TEXT EXCERPT:
Is it possible make `dask compute` calls without using a Das Prefect Community #ask-community

Is it possible make `dask.compute` calls without u...

Derek

08/27/2024, 4:25 PM

Is it possible make

dask.compute

calls without using a DaskTaskRunner? We’re just using dask ddfs for lazy evaluation of large databases and aren’t actually spinning up a dask server. When I evaluate the df, it runs a flow on each dask partition. However, the last 3 always fail with

Copy code

Crash detected! Execution was cancelled by the runtime environment

I’m not getting additional error messaging that might be helpful for this to debug. But wondering if it’s a limitation with of calling

dask.compute

without using DaskTaskRunner

Nate

08/27/2024, 4:37 PM

hi @Derek - yes!

SHORT TASK A: Could you output, as a JSON list of strings with one string per line, the entries from the line containing "Find all labels, buttons, inputs, and" through the line containing "pill-label: J&T Express", both included? Leave out any blank lines and the pictures.
The thread and the entries that follow it have nothing to do with each other.

ENTRIES SUPPLIED:
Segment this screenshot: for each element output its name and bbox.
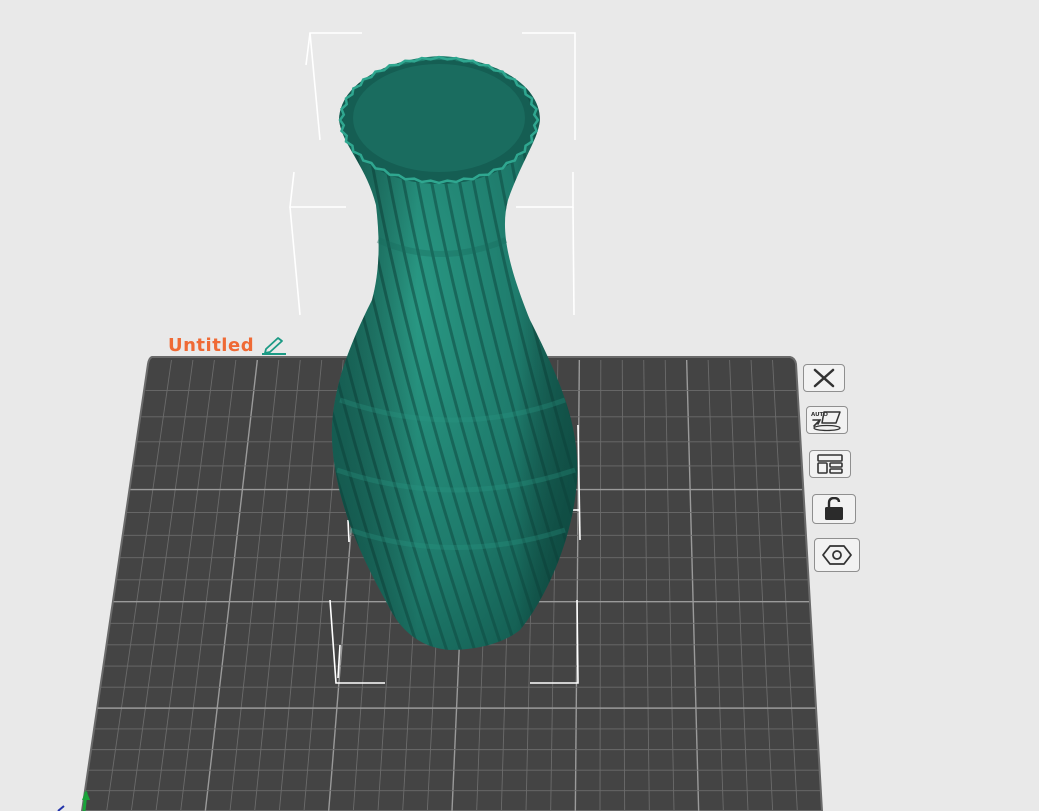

---

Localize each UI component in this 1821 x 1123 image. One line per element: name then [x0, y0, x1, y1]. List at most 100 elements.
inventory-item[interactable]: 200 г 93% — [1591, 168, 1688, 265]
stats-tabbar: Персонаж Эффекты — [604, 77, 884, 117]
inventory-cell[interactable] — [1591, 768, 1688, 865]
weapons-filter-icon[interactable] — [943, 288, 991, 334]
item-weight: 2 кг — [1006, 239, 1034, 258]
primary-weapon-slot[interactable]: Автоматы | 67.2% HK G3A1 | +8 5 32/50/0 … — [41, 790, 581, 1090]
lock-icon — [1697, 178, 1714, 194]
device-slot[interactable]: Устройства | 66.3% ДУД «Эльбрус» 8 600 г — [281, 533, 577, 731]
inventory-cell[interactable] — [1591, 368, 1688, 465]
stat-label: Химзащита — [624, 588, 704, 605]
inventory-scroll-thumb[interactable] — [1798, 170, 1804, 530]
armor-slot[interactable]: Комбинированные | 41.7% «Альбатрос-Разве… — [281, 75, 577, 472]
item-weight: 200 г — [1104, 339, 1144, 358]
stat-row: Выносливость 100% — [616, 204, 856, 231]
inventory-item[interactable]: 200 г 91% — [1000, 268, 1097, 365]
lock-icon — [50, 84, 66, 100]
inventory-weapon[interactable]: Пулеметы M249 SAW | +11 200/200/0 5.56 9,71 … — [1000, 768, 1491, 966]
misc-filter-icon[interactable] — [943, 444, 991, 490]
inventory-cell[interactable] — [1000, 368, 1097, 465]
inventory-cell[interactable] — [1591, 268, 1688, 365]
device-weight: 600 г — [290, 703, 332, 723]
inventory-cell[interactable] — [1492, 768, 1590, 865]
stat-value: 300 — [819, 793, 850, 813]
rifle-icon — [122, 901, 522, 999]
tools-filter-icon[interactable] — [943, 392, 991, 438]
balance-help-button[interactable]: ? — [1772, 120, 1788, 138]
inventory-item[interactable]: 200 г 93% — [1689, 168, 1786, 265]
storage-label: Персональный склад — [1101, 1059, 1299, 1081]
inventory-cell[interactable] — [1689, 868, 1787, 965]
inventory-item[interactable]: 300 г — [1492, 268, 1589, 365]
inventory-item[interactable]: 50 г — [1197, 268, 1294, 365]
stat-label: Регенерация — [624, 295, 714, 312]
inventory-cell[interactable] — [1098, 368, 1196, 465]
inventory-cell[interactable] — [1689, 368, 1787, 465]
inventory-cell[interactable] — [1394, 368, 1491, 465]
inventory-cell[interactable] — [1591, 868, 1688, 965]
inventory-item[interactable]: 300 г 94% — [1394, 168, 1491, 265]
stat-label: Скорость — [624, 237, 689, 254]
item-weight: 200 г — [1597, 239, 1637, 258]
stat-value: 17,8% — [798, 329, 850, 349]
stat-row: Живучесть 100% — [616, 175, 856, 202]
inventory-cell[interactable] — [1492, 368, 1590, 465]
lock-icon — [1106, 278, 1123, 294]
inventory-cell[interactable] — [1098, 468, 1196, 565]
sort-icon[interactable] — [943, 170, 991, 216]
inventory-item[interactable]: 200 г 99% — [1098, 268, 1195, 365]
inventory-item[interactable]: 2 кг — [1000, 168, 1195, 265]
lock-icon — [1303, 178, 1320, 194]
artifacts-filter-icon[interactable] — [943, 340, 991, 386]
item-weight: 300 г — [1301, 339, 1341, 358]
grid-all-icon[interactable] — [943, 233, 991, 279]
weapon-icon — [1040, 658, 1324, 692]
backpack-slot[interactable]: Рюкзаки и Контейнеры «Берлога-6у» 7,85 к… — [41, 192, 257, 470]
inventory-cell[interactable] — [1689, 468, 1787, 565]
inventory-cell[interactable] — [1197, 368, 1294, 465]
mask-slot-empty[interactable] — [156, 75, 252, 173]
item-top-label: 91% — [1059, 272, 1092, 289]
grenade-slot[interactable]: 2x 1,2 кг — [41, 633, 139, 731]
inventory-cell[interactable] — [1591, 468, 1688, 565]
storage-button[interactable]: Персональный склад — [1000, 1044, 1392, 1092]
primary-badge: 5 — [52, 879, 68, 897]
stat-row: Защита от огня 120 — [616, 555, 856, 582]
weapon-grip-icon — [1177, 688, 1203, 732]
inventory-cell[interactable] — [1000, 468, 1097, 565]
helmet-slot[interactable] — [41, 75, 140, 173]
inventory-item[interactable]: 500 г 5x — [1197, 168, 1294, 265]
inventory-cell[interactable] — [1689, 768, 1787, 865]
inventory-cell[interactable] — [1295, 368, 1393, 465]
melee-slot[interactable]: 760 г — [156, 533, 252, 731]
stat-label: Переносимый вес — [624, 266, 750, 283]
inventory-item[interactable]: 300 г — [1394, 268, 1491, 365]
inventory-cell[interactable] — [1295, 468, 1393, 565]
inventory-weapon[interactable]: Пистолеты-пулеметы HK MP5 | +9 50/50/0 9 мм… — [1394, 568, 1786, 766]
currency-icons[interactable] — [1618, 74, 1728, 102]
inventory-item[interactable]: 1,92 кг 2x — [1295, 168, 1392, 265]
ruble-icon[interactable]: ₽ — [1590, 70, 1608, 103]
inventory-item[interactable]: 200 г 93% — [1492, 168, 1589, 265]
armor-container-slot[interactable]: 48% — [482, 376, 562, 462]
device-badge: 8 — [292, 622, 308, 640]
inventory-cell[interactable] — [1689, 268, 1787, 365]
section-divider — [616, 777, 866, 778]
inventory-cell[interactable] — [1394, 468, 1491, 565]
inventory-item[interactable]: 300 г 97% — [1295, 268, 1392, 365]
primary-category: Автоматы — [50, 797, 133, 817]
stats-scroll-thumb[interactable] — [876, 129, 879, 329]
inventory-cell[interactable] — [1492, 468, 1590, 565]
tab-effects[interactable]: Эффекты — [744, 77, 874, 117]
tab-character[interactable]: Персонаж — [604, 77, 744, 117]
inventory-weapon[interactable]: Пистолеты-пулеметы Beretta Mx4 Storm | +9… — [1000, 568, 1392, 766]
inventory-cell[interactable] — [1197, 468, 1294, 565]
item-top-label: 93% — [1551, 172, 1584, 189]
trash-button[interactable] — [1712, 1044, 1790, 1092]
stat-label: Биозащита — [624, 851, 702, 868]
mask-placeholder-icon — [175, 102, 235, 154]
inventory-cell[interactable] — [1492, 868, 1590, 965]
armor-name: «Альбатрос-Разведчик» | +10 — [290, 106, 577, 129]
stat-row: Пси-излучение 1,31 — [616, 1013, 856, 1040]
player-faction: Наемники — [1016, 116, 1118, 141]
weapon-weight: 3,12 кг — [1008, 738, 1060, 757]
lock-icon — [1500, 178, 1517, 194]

--

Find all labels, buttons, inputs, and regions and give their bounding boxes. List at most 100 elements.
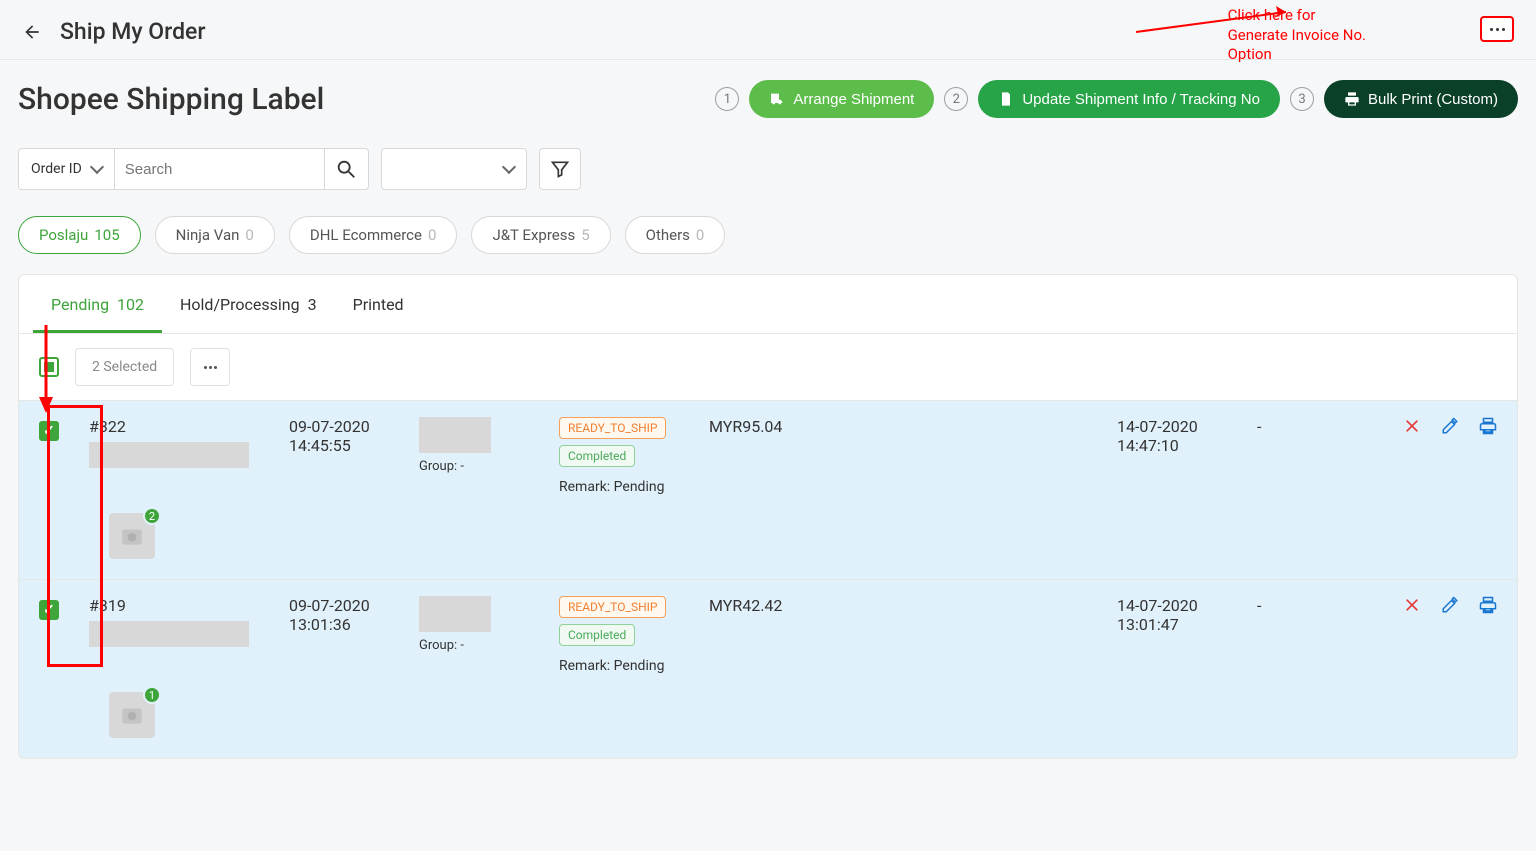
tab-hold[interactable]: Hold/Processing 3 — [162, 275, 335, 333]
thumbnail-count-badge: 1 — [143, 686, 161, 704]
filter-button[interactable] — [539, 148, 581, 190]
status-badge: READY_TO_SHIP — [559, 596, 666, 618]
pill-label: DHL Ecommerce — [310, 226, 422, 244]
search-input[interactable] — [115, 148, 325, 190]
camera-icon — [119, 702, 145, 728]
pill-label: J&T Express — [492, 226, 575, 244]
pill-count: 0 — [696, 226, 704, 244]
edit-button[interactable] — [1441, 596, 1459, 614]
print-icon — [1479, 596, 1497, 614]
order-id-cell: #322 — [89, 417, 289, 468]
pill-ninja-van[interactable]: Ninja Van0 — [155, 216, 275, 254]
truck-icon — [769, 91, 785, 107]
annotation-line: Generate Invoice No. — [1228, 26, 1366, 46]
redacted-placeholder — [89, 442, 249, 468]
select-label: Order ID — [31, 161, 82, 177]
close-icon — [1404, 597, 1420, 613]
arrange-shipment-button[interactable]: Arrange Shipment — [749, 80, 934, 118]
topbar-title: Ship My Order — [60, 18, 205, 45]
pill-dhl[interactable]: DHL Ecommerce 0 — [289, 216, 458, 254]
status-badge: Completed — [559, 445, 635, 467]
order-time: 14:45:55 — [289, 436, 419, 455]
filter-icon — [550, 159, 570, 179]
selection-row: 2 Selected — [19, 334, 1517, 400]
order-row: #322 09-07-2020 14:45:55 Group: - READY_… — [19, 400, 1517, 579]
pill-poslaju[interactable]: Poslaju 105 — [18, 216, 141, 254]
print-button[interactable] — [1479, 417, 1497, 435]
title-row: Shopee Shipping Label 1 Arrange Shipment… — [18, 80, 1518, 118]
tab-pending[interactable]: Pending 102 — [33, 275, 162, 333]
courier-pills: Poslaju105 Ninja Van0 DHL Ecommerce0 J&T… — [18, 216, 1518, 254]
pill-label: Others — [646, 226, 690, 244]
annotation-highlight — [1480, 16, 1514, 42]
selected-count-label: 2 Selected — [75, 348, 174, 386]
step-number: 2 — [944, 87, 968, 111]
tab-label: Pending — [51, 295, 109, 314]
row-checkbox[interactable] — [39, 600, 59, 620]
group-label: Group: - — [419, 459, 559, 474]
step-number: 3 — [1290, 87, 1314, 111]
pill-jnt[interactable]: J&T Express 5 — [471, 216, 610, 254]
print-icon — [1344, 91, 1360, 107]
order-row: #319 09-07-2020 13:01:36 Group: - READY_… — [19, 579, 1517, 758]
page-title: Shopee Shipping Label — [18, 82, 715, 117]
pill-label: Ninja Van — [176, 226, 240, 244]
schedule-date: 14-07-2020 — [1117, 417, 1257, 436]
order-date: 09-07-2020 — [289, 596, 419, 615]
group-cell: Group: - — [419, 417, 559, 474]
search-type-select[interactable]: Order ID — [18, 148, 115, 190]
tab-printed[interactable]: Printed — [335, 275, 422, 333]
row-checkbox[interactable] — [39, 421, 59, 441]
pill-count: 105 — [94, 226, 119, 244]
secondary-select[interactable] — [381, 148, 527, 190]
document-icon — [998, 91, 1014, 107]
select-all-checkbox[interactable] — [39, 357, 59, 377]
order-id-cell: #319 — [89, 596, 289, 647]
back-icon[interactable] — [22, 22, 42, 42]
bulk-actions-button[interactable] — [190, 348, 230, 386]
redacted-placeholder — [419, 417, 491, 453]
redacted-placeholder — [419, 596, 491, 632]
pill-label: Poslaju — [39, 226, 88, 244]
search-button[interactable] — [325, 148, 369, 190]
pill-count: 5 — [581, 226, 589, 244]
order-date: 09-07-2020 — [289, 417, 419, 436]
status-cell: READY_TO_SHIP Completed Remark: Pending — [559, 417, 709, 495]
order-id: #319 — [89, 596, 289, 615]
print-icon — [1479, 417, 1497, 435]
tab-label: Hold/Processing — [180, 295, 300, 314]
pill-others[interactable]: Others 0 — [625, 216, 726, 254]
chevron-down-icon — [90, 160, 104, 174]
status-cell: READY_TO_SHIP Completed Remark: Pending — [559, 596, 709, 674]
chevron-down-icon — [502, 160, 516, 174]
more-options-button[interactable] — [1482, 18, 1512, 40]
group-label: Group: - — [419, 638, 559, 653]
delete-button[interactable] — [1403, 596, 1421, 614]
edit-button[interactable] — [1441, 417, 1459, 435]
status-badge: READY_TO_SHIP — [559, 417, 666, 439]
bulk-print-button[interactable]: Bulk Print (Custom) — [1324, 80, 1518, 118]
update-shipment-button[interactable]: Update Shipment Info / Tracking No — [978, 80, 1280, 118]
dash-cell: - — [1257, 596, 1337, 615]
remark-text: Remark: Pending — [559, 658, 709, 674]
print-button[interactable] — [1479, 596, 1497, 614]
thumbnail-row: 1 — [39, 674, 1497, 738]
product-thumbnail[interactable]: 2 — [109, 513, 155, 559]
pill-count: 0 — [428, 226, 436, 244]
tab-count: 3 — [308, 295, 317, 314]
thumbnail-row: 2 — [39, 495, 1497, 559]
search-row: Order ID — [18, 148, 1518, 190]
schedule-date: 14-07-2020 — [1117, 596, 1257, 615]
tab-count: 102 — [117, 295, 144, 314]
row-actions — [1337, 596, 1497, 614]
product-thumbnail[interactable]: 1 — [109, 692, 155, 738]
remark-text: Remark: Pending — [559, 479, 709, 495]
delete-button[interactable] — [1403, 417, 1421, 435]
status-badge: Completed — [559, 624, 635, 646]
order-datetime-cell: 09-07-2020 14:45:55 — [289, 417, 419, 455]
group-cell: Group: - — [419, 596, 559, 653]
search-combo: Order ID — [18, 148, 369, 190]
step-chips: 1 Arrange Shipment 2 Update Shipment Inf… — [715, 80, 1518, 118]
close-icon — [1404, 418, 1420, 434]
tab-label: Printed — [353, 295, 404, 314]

SHORT TASK B: How might the forum thread about calling dask.compute without a DaskTaskRunner continue from its last line?

FINAL RESULT A:
[
  "Find all labels, buttons, inputs, and regions and give their bounding boxes. List at most 100 elements.",
  "tab-hold[interactable]: Hold/Processing 3 — [162, 275, 335, 333]",
  "thumbnail-count-badge: 1 — [143, 686, 161, 704]",
  "filter-button[interactable] — [539, 148, 581, 190]",
  "status-badge: READY_TO_SHIP — [559, 596, 666, 618]",
  "pill-label: DHL Ecommerce — [310, 226, 422, 244]",
  "search-input[interactable] — [115, 148, 325, 190]",
  "camera-icon — [119, 702, 145, 728]",
  "pill-label: J&T Express — [492, 226, 575, 244]"
]

FINAL RESULT B:
Is it possible make
dask.compute
calls without using a DaskTaskRunner?

Copy code

In [2]: import dask
   ...: import dask.dataframe as dd
   ...: import pandas as pd
   ...:
   ...: from prefect import flow
   ...:
   ...: def extract_data():
   ...:     data = {'id': [1, 2, 3, 4, 5], 'value': [10, 20, 30, 40, 50]}
   ...:     return dd.from_pandas(pd.DataFrame(data), npartitions=1)
   ...:
   ...: def transform_data(df):
   ...:     df['value'] = df['value'] * 2
   ...:     return df
   ...:
   ...: def load_data(df):
   ...:     return df.compute()
   ...:
   ...: @flow
   ...: def etl_pipeline():
   ...:     return load_data(transform_data(extract_data()))
   ...:
   ...: if __name__ == "__main__":
   ...:     final_df = etl_pipeline()
   ...:     print(final_df)
   ...:
11:36:49.052 | INFO    | prefect.engine - Created flow run 'tuscan-rhino' for flow 'etl-pipeline'
11:36:49.052 | INFO    | prefect.engine - View at <http://0.0.0.0:4200/runs/flow-run/c04bd322-e440-4af2-8a58-82ce9927f09b>
11:36:49.122 | INFO    | Flow run 'tuscan-rhino' - Finished in state Completed()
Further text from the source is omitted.